TASK BRIEF
Retype all the records with nothing changed.

++++++++++

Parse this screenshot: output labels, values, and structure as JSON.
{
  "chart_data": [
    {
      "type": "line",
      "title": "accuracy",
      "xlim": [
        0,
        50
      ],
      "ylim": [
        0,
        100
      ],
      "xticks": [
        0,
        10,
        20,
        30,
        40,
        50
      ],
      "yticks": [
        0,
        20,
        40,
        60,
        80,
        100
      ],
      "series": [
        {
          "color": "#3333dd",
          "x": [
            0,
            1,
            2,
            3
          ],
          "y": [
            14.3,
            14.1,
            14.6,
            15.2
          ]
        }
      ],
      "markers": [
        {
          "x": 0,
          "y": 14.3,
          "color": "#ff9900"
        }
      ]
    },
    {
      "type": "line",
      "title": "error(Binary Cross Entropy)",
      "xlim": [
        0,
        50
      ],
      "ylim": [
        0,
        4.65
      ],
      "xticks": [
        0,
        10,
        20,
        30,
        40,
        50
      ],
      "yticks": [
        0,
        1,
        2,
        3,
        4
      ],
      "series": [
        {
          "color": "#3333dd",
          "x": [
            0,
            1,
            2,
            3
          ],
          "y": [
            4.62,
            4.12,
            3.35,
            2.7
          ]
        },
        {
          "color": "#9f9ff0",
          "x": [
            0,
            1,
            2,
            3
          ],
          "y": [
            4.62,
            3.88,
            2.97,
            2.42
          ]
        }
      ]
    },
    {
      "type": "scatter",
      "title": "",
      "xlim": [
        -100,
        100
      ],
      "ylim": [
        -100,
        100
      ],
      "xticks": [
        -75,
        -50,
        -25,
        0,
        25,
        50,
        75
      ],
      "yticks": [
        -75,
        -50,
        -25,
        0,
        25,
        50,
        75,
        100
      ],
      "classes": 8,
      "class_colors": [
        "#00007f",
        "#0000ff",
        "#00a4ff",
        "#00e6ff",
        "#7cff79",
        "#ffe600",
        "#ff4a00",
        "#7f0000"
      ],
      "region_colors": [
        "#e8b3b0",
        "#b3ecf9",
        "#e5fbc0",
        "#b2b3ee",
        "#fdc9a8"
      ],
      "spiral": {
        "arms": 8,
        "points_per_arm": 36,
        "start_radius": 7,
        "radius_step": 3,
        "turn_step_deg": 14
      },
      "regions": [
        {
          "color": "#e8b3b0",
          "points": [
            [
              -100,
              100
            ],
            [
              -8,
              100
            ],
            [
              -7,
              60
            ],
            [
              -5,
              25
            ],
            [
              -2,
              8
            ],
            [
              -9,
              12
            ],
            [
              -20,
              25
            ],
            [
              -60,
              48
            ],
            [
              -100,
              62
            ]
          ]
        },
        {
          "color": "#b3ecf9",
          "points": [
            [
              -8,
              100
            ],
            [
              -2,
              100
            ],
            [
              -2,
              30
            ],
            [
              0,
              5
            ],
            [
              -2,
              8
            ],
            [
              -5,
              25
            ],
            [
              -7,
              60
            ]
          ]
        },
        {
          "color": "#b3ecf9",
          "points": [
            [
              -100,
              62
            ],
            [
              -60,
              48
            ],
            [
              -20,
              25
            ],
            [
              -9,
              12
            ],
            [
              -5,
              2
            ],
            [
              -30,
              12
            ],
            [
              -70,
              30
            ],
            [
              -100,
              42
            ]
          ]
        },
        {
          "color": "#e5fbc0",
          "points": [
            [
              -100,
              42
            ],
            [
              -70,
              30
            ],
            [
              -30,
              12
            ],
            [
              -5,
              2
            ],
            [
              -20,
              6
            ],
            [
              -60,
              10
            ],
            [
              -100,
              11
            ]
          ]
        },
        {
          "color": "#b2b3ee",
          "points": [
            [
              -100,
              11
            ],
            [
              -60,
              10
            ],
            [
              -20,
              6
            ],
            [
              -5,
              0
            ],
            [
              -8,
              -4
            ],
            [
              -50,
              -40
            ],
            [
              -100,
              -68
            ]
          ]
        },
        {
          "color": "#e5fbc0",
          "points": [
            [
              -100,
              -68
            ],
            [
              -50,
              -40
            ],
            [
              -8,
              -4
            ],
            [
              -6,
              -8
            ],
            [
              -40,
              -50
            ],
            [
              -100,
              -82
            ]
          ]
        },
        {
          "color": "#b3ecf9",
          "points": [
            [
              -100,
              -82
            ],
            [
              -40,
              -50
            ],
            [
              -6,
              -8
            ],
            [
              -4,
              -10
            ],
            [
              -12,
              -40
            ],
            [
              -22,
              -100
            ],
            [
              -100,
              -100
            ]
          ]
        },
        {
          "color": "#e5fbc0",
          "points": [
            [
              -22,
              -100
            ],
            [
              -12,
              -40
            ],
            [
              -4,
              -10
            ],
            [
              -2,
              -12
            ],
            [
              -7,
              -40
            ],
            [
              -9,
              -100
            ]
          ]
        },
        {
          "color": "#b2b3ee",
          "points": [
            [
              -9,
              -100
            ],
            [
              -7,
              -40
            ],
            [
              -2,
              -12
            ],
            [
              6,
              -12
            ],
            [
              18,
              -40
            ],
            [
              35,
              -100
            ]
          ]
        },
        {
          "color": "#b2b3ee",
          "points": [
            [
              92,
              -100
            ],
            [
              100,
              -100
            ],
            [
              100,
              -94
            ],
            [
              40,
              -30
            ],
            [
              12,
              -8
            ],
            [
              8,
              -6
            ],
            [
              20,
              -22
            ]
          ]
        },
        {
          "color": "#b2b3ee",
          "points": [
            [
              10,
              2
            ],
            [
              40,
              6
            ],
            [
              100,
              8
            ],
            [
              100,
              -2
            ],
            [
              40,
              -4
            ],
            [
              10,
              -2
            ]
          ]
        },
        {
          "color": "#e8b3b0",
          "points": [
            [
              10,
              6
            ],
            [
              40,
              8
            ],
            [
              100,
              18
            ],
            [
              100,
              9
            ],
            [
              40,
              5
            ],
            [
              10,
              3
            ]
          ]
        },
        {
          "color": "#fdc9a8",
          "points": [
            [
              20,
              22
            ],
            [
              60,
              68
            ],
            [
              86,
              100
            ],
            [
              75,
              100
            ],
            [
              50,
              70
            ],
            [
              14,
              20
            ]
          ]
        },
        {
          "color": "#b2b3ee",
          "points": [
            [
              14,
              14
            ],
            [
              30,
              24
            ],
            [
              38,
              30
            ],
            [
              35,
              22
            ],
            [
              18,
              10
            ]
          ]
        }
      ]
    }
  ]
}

++++++++++

WRITTEN REPLY
Parse this screenshot: output labels, values, and structure as JSON.
{
  "chart_data": [
    {
      "type": "line",
      "title": "accuracy",
      "xlim": [
        0,
        50
      ],
      "ylim": [
        0,
        100
      ],
      "xticks": [
        0,
        10,
        20,
        30,
        40,
        50
      ],
      "yticks": [
        0,
        20,
        40,
        60,
        80,
        100
      ],
      "series": [
        {
          "color": "#3333dd",
          "x": [
            0,
            1,
            2,
            3
          ],
          "y": [
            14.3,
            14.1,
            14.6,
            15.2
          ]
        }
      ],
      "markers": [
        {
          "x": 0,
          "y": 14.3,
          "color": "#ff9900"
        }
      ]
    },
    {
      "type": "line",
      "title": "error(Binary Cross Entropy)",
      "xlim": [
        0,
        50
      ],
      "ylim": [
        0,
        4.65
      ],
      "xticks": [
        0,
        10,
        20,
        30,
        40,
        50
      ],
      "yticks": [
        0,
        1,
        2,
        3,
        4
      ],
      "series": [
        {
          "color": "#3333dd",
          "x": [
            0,
            1,
            2,
            3
          ],
          "y": [
            4.62,
            4.12,
            3.35,
            2.7
          ]
        },
        {
          "color": "#9f9ff0",
          "x": [
            0,
            1,
            2,
            3
          ],
          "y": [
            4.62,
            3.88,
            2.97,
            2.42
          ]
        }
      ]
    },
    {
      "type": "scatter",
      "title": "",
      "xlim": [
        -100,
        100
      ],
      "ylim": [
        -100,
        100
      ],
      "xticks": [
        -75,
        -50,
        -25,
        0,
        25,
        50,
        75
      ],
      "yticks": [
        -75,
        -50,
        -25,
        0,
        25,
        50,
        75,
        100
      ],
      "classes": 8,
      "class_colors": [
        "#00007f",
        "#0000ff",
        "#00a4ff",
        "#00e6ff",
        "#7cff79",
        "#ffe600",
        "#ff4a00",
        "#7f0000"
      ],
      "region_colors": [
        "#e8b3b0",
        "#b3ecf9",
        "#e5fbc0",
        "#b2b3ee",
        "#fdc9a8"
      ],
      "spiral": {
        "arms": 8,
        "points_per_arm": 36,
        "start_radius": 7,
        "radius_step": 3,
        "turn_step_deg": 14
      },
      "regions": [
        {
          "color": "#e8b3b0",
          "points": [
            [
              -100,
              100
            ],
            [
              -8,
              100
            ],
            [
              -7,
              60
            ],
            [
              -5,
              25
            ],
            [
              -2,
              8
            ],
            [
              -9,
              12
            ],
            [
              -20,
              25
            ],
            [
              -60,
              48
            ],
            [
              -100,
              62
            ]
          ]
        },
        {
          "color": "#b3ecf9",
          "points": [
            [
              -8,
              100
            ],
            [
              -2,
              100
            ],
            [
              -2,
              30
            ],
            [
              0,
              5
            ],
            [
              -2,
              8
            ],
            [
              -5,
              25
            ],
            [
              -7,
              60
            ]
          ]
        },
        {
          "color": "#b3ecf9",
          "points": [
            [
              -100,
              62
            ],
            [
              -60,
              48
            ],
            [
              -20,
              25
            ],
            [
              -9,
              12
            ],
            [
              -5,
              2
            ],
            [
              -30,
              12
            ],
            [
              -70,
              30
            ],
            [
              -100,
              42
            ]
          ]
        },
        {
          "color": "#e5fbc0",
          "points": [
            [
              -100,
              42
            ],
            [
              -70,
              30
            ],
            [
              -30,
              12
            ],
            [
              -5,
              2
            ],
            [
              -20,
              6
            ],
            [
              -60,
              10
            ],
            [
              -100,
              11
            ]
          ]
        },
        {
          "color": "#b2b3ee",
          "points": [
            [
              -100,
              11
            ],
            [
              -60,
              10
            ],
            [
              -20,
              6
            ],
            [
              -5,
              0
            ],
            [
              -8,
              -4
            ],
            [
              -50,
              -40
            ],
            [
              -100,
              -68
            ]
          ]
        },
        {
          "color": "#e5fbc0",
          "points": [
            [
              -100,
              -68
            ],
            [
              -50,
              -40
            ],
            [
              -8,
              -4
            ],
            [
              -6,
              -8
            ],
            [
              -40,
              -50
            ],
            [
              -100,
              -82
            ]
          ]
        },
        {
          "color": "#b3ecf9",
          "points": [
            [
              -100,
              -82
            ],
            [
              -40,
              -50
            ],
            [
              -6,
              -8
            ],
            [
              -4,
              -10
            ],
            [
              -12,
              -40
            ],
            [
              -22,
              -100
            ],
            [
              -100,
              -100
            ]
          ]
        },
        {
          "color": "#e5fbc0",
          "points": [
            [
              -22,
              -100
            ],
            [
              -12,
              -40
            ],
            [
              -4,
              -10
            ],
            [
              -2,
              -12
            ],
            [
              -7,
              -40
            ],
            [
              -9,
              -100
            ]
          ]
        },
        {
          "color": "#b2b3ee",
          "points": [
            [
              -9,
              -100
            ],
            [
              -7,
              -40
            ],
            [
              -2,
              -12
            ],
            [
              6,
              -12
            ],
            [
              18,
              -40
            ],
            [
              35,
              -100
            ]
          ]
        },
        {
          "color": "#b2b3ee",
          "points": [
            [
              92,
              -100
            ],
            [
              100,
              -100
            ],
            [
              100,
              -94
            ],
            [
              40,
              -30
            ],
            [
              12,
              -8
            ],
            [
              8,
              -6
            ],
            [
              20,
              -22
            ]
          ]
        },
        {
          "color": "#b2b3ee",
          "points": [
            [
              10,
              2
            ],
            [
              40,
              6
            ],
            [
              100,
              8
            ],
            [
              100,
              -2
            ],
            [
              40,
              -4
            ],
            [
              10,
              -2
            ]
          ]
        },
        {
          "color": "#e8b3b0",
          "points": [
            [
              10,
              6
            ],
            [
              40,
              8
            ],
            [
              100,
              18
            ],
            [
              100,
              9
            ],
            [
              40,
              5
            ],
            [
              10,
              3
            ]
          ]
        },
        {
          "color": "#fdc9a8",
          "points": [
            [
              20,
              22
            ],
            [
              60,
              68
            ],
            [
              86,
              100
            ],
            [
              75,
              100
            ],
            [
              50,
              70
            ],
            [
              14,
              20
            ]
          ]
        },
        {
          "color": "#b2b3ee",
          "points": [
            [
              14,
              14
            ],
            [
              30,
              24
            ],
            [
              38,
              30
            ],
            [
              35,
              22
            ],
            [
              18,
              10
            ]
          ]
        }
      ]
    }
  ]
}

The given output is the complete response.